Copy the data exactly as it appears, and do not include any pictures.

===

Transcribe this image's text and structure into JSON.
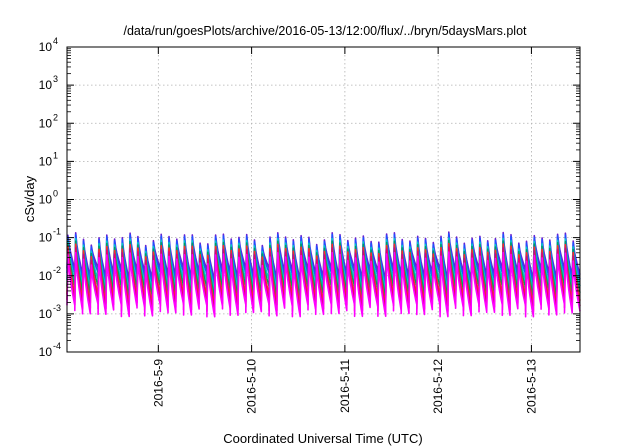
{
  "chart_data": {
    "type": "line",
    "title": "/data/run/goesPlots/archive/2016-05-13/12:00/flux/../bryn/5daysMars.plot",
    "xlabel": "Coordinated Universal Time (UTC)",
    "ylabel": "cSv/day",
    "y_scale": "log",
    "ylim": [
      0.0001,
      10000
    ],
    "xlim": [
      "2016-05-08T00:30",
      "2016-05-13T12:30"
    ],
    "grid": true,
    "legend": "none",
    "x_ticks": [
      {
        "label": "2016-5-9",
        "value": "2016-05-09"
      },
      {
        "label": "2016-5-10",
        "value": "2016-05-10"
      },
      {
        "label": "2016-5-11",
        "value": "2016-05-11"
      },
      {
        "label": "2016-5-12",
        "value": "2016-05-12"
      },
      {
        "label": "2016-5-13",
        "value": "2016-05-13"
      }
    ],
    "y_ticks": [
      {
        "base": "10",
        "exp": "-4",
        "value": 0.0001
      },
      {
        "base": "10",
        "exp": "-3",
        "value": 0.001
      },
      {
        "base": "10",
        "exp": "-2",
        "value": 0.01
      },
      {
        "base": "10",
        "exp": "-1",
        "value": 0.1
      },
      {
        "base": "10",
        "exp": "0",
        "value": 1
      },
      {
        "base": "10",
        "exp": "1",
        "value": 10
      },
      {
        "base": "10",
        "exp": "2",
        "value": 100
      },
      {
        "base": "10",
        "exp": "3",
        "value": 1000
      },
      {
        "base": "10",
        "exp": "4",
        "value": 10000
      }
    ],
    "sawtooth": {
      "period_hours": 2,
      "start_hour": 0,
      "end_hour": 132
    },
    "series": [
      {
        "color": "#ff00ff",
        "peak": 0.03,
        "trough": 0.0013
      },
      {
        "color": "#e0007a",
        "peak": 0.04,
        "trough": 0.0018
      },
      {
        "color": "#ff2a2a",
        "peak": 0.05,
        "trough": 0.0025
      },
      {
        "color": "#00a060",
        "peak": 0.06,
        "trough": 0.004
      },
      {
        "color": "#00c8c8",
        "peak": 0.07,
        "trough": 0.006
      },
      {
        "color": "#2050ff",
        "peak": 0.09,
        "trough": 0.009
      },
      {
        "color": "#6a20d0",
        "peak": 0.1,
        "trough": 0.012
      }
    ]
  }
}
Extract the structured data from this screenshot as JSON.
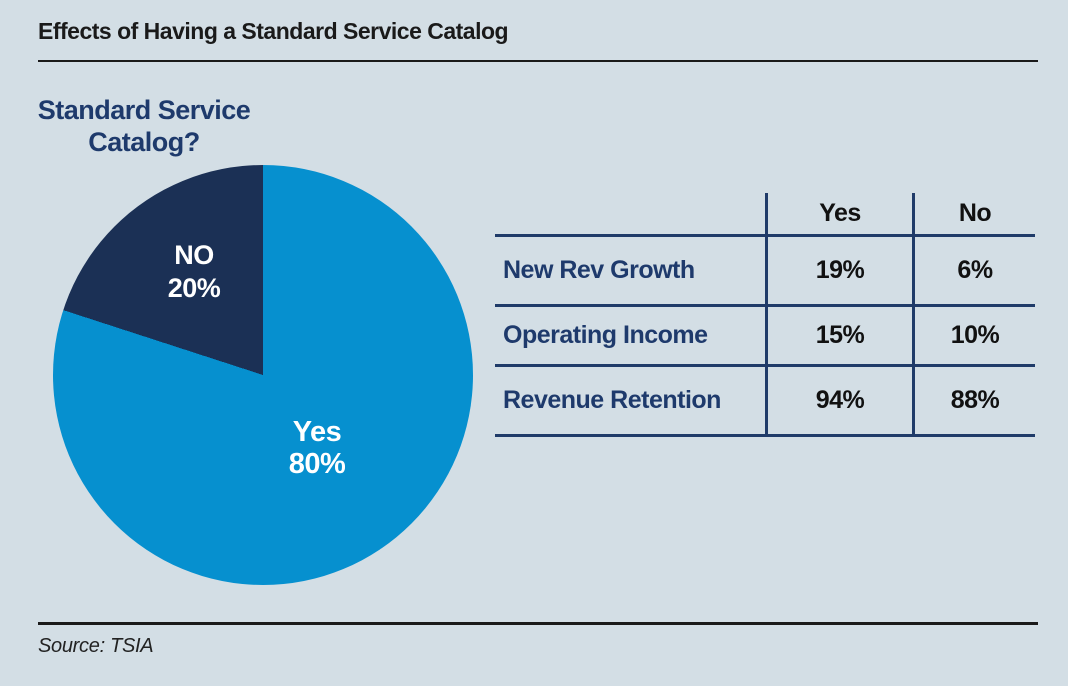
{
  "colors": {
    "background": "#d3dee5",
    "pie_yes": "#0690cf",
    "pie_no": "#1b3055",
    "navy_text": "#1e3a6c",
    "table_line": "#1f3b69",
    "title_text": "#1a1a1a"
  },
  "header": {
    "title": "Effects of Having a Standard Service Catalog"
  },
  "pie_heading": {
    "line1": "Standard Service",
    "line2": "Catalog?"
  },
  "footer": {
    "source": "Source: TSIA"
  },
  "chart_data": [
    {
      "type": "pie",
      "title": "Standard Service Catalog?",
      "slices": [
        {
          "label": "Yes",
          "value": 80,
          "value_label": "80%",
          "color": "#0690cf"
        },
        {
          "label": "NO",
          "value": 20,
          "value_label": "20%",
          "color": "#1b3055"
        }
      ],
      "start_angle_deg": 0,
      "direction": "clockwise",
      "legend_position": "none",
      "labels_inside": true
    },
    {
      "type": "table",
      "columns": [
        "",
        "Yes",
        "No"
      ],
      "rows": [
        {
          "label": "New Rev Growth",
          "values": {
            "yes": "19%",
            "no": "6%"
          }
        },
        {
          "label": "Operating Income",
          "values": {
            "yes": "15%",
            "no": "10%"
          }
        },
        {
          "label": "Revenue Retention",
          "values": {
            "yes": "94%",
            "no": "88%"
          }
        }
      ]
    }
  ]
}
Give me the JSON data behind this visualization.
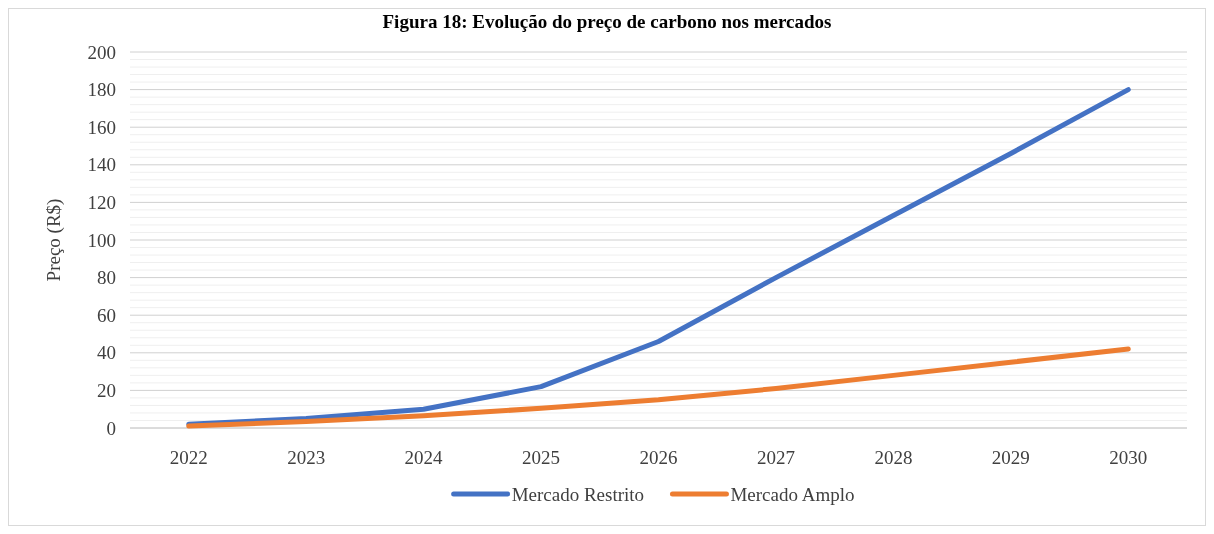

===

> [Task answer]:
Transcribe this image's text and structure into JSON.
{
  "chart_data": {
    "type": "line",
    "title": "/data/run/goesPlots/archive/2016-05-13/12:00/flux/../bryn/5daysMars.plot",
    "xlabel": "Coordinated Universal Time (UTC)",
    "ylabel": "cSv/day",
    "y_scale": "log",
    "ylim": [
      0.0001,
      10000
    ],
    "xlim": [
      "2016-05-08T00:30",
      "2016-05-13T12:30"
    ],
    "grid": true,
    "legend": "none",
    "x_ticks": [
      {
        "label": "2016-5-9",
        "value": "2016-05-09"
      },
      {
        "label": "2016-5-10",
        "value": "2016-05-10"
      },
      {
        "label": "2016-5-11",
        "value": "2016-05-11"
      },
      {
        "label": "2016-5-12",
        "value": "2016-05-12"
      },
      {
        "label": "2016-5-13",
        "value": "2016-05-13"
      }
    ],
    "y_ticks": [
      {
        "base": "10",
        "exp": "-4",
        "value": 0.0001
      },
      {
        "base": "10",
        "exp": "-3",
        "value": 0.001
      },
      {
        "base": "10",
        "exp": "-2",
        "value": 0.01
      },
      {
        "base": "10",
        "exp": "-1",
        "value": 0.1
      },
      {
        "base": "10",
        "exp": "0",
        "value": 1
      },
      {
        "base": "10",
        "exp": "1",
        "value": 10
      },
      {
        "base": "10",
        "exp": "2",
        "value": 100
      },
      {
        "base": "10",
        "exp": "3",
        "value": 1000
      },
      {
        "base": "10",
        "exp": "4",
        "value": 10000
      }
    ],
    "sawtooth": {
      "period_hours": 2,
      "start_hour": 0,
      "end_hour": 132
    },
    "series": [
      {
        "color": "#ff00ff",
        "peak": 0.03,
        "trough": 0.0013
      },
      {
        "color": "#e0007a",
        "peak": 0.04,
        "trough": 0.0018
      },
      {
        "color": "#ff2a2a",
        "peak": 0.05,
        "trough": 0.0025
      },
      {
        "color": "#00a060",
        "peak": 0.06,
        "trough": 0.004
      },
      {
        "color": "#00c8c8",
        "peak": 0.07,
        "trough": 0.006
      },
      {
        "color": "#2050ff",
        "peak": 0.09,
        "trough": 0.009
      },
      {
        "color": "#6a20d0",
        "peak": 0.1,
        "trough": 0.012
      }
    ]
  }
}
Extract the structured data from this screenshot as JSON.
{
  "colors": {
    "background": "#d3dee5",
    "pie_yes": "#0690cf",
    "pie_no": "#1b3055",
    "navy_text": "#1e3a6c",
    "table_line": "#1f3b69",
    "title_text": "#1a1a1a"
  },
  "header": {
    "title": "Effects of Having a Standard Service Catalog"
  },
  "pie_heading": {
    "line1": "Standard Service",
    "line2": "Catalog?"
  },
  "footer": {
    "source": "Source: TSIA"
  },
  "chart_data": [
    {
      "type": "pie",
      "title": "Standard Service Catalog?",
      "slices": [
        {
          "label": "Yes",
          "value": 80,
          "value_label": "80%",
          "color": "#0690cf"
        },
        {
          "label": "NO",
          "value": 20,
          "value_label": "20%",
          "color": "#1b3055"
        }
      ],
      "start_angle_deg": 0,
      "direction": "clockwise",
      "legend_position": "none",
      "labels_inside": true
    },
    {
      "type": "table",
      "columns": [
        "",
        "Yes",
        "No"
      ],
      "rows": [
        {
          "label": "New Rev Growth",
          "values": {
            "yes": "19%",
            "no": "6%"
          }
        },
        {
          "label": "Operating Income",
          "values": {
            "yes": "15%",
            "no": "10%"
          }
        },
        {
          "label": "Revenue Retention",
          "values": {
            "yes": "94%",
            "no": "88%"
          }
        }
      ]
    }
  ]
}
Give me the JSON data behind this visualization.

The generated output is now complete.